SUPPLIED DATA:
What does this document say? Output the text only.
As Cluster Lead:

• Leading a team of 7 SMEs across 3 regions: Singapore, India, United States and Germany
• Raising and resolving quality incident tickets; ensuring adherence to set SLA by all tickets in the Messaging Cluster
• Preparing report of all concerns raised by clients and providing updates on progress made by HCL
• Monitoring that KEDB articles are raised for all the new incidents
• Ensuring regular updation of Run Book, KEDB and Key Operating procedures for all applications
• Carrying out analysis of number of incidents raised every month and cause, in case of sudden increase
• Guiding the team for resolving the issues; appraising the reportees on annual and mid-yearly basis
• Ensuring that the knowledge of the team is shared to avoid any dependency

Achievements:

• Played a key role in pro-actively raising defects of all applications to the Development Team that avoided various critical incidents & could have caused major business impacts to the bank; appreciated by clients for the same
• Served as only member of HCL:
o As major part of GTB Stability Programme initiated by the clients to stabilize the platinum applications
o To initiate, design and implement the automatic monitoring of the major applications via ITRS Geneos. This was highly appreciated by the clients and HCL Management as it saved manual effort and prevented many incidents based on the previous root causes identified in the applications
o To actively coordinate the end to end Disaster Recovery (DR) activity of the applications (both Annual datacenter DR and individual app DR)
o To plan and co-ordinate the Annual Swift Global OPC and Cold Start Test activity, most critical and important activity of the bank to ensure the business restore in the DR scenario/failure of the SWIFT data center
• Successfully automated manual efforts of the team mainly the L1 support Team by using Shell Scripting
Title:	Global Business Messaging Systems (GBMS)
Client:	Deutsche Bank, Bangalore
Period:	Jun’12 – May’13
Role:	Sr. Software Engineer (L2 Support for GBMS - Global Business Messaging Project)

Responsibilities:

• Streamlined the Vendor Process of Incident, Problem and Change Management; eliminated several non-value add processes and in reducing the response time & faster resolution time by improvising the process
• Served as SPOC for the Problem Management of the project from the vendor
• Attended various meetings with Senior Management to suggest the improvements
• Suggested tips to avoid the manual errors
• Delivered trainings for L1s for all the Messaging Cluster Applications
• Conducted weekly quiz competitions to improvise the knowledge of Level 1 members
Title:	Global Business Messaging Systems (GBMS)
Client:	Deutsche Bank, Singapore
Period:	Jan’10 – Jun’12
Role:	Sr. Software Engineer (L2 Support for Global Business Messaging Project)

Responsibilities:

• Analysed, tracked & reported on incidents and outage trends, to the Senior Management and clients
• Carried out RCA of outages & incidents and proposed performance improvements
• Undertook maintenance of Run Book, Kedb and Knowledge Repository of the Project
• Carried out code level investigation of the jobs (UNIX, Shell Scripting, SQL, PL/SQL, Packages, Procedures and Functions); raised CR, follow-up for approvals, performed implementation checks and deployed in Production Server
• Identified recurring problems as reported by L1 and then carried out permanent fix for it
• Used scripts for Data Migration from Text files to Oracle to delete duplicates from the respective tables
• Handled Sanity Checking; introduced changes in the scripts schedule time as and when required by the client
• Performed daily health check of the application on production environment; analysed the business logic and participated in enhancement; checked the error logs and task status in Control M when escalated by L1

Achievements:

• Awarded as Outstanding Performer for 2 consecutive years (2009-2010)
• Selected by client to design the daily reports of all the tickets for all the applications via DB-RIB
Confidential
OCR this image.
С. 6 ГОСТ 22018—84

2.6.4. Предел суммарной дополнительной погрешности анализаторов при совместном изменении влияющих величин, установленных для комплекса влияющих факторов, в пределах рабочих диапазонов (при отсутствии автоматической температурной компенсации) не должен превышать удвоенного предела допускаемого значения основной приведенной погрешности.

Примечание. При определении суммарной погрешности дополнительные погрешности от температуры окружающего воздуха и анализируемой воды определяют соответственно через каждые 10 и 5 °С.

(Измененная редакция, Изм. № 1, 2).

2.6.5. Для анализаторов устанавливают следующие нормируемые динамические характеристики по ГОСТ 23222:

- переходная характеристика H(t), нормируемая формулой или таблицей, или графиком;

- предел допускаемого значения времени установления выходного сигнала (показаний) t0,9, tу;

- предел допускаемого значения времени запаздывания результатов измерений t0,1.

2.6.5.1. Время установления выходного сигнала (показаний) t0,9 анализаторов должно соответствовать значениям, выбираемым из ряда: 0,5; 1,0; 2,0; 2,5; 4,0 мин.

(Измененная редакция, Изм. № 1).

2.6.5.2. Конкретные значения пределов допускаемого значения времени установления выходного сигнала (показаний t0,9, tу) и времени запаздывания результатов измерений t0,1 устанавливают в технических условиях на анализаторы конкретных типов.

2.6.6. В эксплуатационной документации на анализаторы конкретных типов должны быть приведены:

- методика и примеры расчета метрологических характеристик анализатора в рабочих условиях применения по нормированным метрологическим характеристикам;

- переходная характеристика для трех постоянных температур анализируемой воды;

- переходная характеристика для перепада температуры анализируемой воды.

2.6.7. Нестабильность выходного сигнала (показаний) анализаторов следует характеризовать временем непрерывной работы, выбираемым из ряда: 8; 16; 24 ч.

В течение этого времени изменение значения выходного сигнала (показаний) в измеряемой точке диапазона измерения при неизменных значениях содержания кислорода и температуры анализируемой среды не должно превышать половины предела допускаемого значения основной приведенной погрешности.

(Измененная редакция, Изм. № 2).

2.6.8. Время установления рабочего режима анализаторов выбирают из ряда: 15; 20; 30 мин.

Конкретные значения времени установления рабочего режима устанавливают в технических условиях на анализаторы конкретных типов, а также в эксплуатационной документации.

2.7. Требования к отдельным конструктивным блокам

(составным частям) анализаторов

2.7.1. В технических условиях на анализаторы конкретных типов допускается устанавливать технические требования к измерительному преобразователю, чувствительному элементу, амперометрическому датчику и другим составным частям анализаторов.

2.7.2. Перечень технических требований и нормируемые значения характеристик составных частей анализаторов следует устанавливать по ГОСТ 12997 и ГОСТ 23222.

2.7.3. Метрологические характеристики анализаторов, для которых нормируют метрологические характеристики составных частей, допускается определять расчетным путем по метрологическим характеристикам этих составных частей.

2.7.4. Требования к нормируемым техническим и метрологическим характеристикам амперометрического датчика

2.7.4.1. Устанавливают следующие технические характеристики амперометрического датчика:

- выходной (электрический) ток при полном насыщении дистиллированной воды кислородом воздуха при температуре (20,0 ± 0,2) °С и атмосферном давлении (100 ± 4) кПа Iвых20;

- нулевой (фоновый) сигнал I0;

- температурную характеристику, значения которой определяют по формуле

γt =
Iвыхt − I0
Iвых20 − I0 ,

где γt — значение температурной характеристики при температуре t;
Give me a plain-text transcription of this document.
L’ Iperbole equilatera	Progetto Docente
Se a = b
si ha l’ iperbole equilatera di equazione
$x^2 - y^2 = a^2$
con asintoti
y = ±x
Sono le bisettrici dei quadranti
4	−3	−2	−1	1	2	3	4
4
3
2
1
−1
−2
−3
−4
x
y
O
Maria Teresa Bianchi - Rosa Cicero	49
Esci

CHALLENGE: Emit the full listing verbatim.

RESULT OF THE TASK:
What does this document say? Output the text only.
As Cluster Lead:

• Leading a team of 7 SMEs across 3 regions: Singapore, India, United States and Germany
• Raising and resolving quality incident tickets; ensuring adherence to set SLA by all tickets in the Messaging Cluster
• Preparing report of all concerns raised by clients and providing updates on progress made by HCL
• Monitoring that KEDB articles are raised for all the new incidents
• Ensuring regular updation of Run Book, KEDB and Key Operating procedures for all applications
• Carrying out analysis of number of incidents raised every month and cause, in case of sudden increase
• Guiding the team for resolving the issues; appraising the reportees on annual and mid-yearly basis
• Ensuring that the knowledge of the team is shared to avoid any dependency

Achievements:

• Played a key role in pro-actively raising defects of all applications to the Development Team that avoided various critical incidents & could have caused major business impacts to the bank; appreciated by clients for the same
• Served as only member of HCL:
o As major part of GTB Stability Programme initiated by the clients to stabilize the platinum applications
o To initiate, design and implement the automatic monitoring of the major applications via ITRS Geneos. This was highly appreciated by the clients and HCL Management as it saved manual effort and prevented many incidents based on the previous root causes identified in the applications
o To actively coordinate the end to end Disaster Recovery (DR) activity of the applications (both Annual datacenter DR and individual app DR)
o To plan and co-ordinate the Annual Swift Global OPC and Cold Start Test activity, most critical and important activity of the bank to ensure the business restore in the DR scenario/failure of the SWIFT data center
• Successfully automated manual efforts of the team mainly the L1 support Team by using Shell Scripting
Title:	Global Business Messaging Systems (GBMS)
Client:	Deutsche Bank, Bangalore
Period:	Jun’12 – May’13
Role:	Sr. Software Engineer (L2 Support for GBMS - Global Business Messaging Project)

Responsibilities:

• Streamlined the Vendor Process of Incident, Problem and Change Management; eliminated several non-value add processes and in reducing the response time & faster resolution time by improvising the process
• Served as SPOC for the Problem Management of the project from the vendor
• Attended various meetings with Senior Management to suggest the improvements
• Suggested tips to avoid the manual errors
• Delivered trainings for L1s for all the Messaging Cluster Applications
• Conducted weekly quiz competitions to improvise the knowledge of Level 1 members
Title:	Global Business Messaging Systems (GBMS)
Client:	Deutsche Bank, Singapore
Period:	Jan’10 – Jun’12
Role:	Sr. Software Engineer (L2 Support for Global Business Messaging Project)

Responsibilities:

• Analysed, tracked & reported on incidents and outage trends, to the Senior Management and clients
• Carried out RCA of outages & incidents and proposed performance improvements
• Undertook maintenance of Run Book, Kedb and Knowledge Repository of the Project
• Carried out code level investigation of the jobs (UNIX, Shell Scripting, SQL, PL/SQL, Packages, Procedures and Functions); raised CR, follow-up for approvals, performed implementation checks and deployed in Production Server
• Identified recurring problems as reported by L1 and then carried out permanent fix for it
• Used scripts for Data Migration from Text files to Oracle to delete duplicates from the respective tables
• Handled Sanity Checking; introduced changes in the scripts schedule time as and when required by the client
• Performed daily health check of the application on production environment; analysed the business logic and participated in enhancement; checked the error logs and task status in Control M when escalated by L1

Achievements:

• Awarded as Outstanding Performer for 2 consecutive years (2009-2010)
• Selected by client to design the daily reports of all the tickets for all the applications via DB-RIB
Confidential
OCR this image.
С. 6 ГОСТ 22018—84

2.6.4. Предел суммарной дополнительной погрешности анализаторов при совместном изменении влияющих величин, установленных для комплекса влияющих факторов, в пределах рабочих диапазонов (при отсутствии автоматической температурной компенсации) не должен превышать удвоенного предела допускаемого значения основной приведенной погрешности.

Примечание. При определении суммарной погрешности дополнительные погрешности от температуры окружающего воздуха и анализируемой воды определяют соответственно через каждые 10 и 5 °С.

(Измененная редакция, Изм. № 1, 2).

2.6.5. Для анализаторов устанавливают следующие нормируемые динамические характеристики по ГОСТ 23222:

- переходная характеристика H(t), нормируемая формулой или таблицей, или графиком;

- предел допускаемого значения времени установления выходного сигнала (показаний) t0,9, tу;

- предел допускаемого значения времени запаздывания результатов измерений t0,1.

2.6.5.1. Время установления выходного сигнала (показаний) t0,9 анализаторов должно соответствовать значениям, выбираемым из ряда: 0,5; 1,0; 2,0; 2,5; 4,0 мин.

(Измененная редакция, Изм. № 1).

2.6.5.2. Конкретные значения пределов допускаемого значения времени установления выходного сигнала (показаний t0,9, tу) и времени запаздывания результатов измерений t0,1 устанавливают в технических условиях на анализаторы конкретных типов.

2.6.6. В эксплуатационной документации на анализаторы конкретных типов должны быть приведены:

- методика и примеры расчета метрологических характеристик анализатора в рабочих условиях применения по нормированным метрологическим характеристикам;

- переходная характеристика для трех постоянных температур анализируемой воды;

- переходная характеристика для перепада температуры анализируемой воды.

2.6.7. Нестабильность выходного сигнала (показаний) анализаторов следует характеризовать временем непрерывной работы, выбираемым из ряда: 8; 16; 24 ч.

В течение этого времени изменение значения выходного сигнала (показаний) в измеряемой точке диапазона измерения при неизменных значениях содержания кислорода и температуры анализируемой среды не должно превышать половины предела допускаемого значения основной приведенной погрешности.

(Измененная редакция, Изм. № 2).

2.6.8. Время установления рабочего режима анализаторов выбирают из ряда: 15; 20; 30 мин.

Конкретные значения времени установления рабочего режима устанавливают в технических условиях на анализаторы конкретных типов, а также в эксплуатационной документации.

2.7. Требования к отдельным конструктивным блокам

(составным частям) анализаторов

2.7.1. В технических условиях на анализаторы конкретных типов допускается устанавливать технические требования к измерительному преобразователю, чувствительному элементу, амперометрическому датчику и другим составным частям анализаторов.

2.7.2. Перечень технических требований и нормируемые значения характеристик составных частей анализаторов следует устанавливать по ГОСТ 12997 и ГОСТ 23222.

2.7.3. Метрологические характеристики анализаторов, для которых нормируют метрологические характеристики составных частей, допускается определять расчетным путем по метрологическим характеристикам этих составных частей.

2.7.4. Требования к нормируемым техническим и метрологическим характеристикам амперометрического датчика

2.7.4.1. Устанавливают следующие технические характеристики амперометрического датчика:

- выходной (электрический) ток при полном насыщении дистиллированной воды кислородом воздуха при температуре (20,0 ± 0,2) °С и атмосферном давлении (100 ± 4) кПа Iвых20;

- нулевой (фоновый) сигнал I0;

- температурную характеристику, значения которой определяют по формуле

γt =
Iвыхt − I0
Iвых20 − I0 ,

где γt — значение температурной характеристики при температуре t;
Give me a plain-text transcription of this document.
L’ Iperbole equilatera	Progetto Docente
Se a = b
si ha l’ iperbole equilatera di equazione
$x^2 - y^2 = a^2$
con asintoti
y = ±x
Sono le bisettrici dei quadranti
4	−3	−2	−1	1	2	3	4
4
3
2
1
−1
−2
−3
−4
x
y
O
Maria Teresa Bianchi - Rosa Cicero	49
Esci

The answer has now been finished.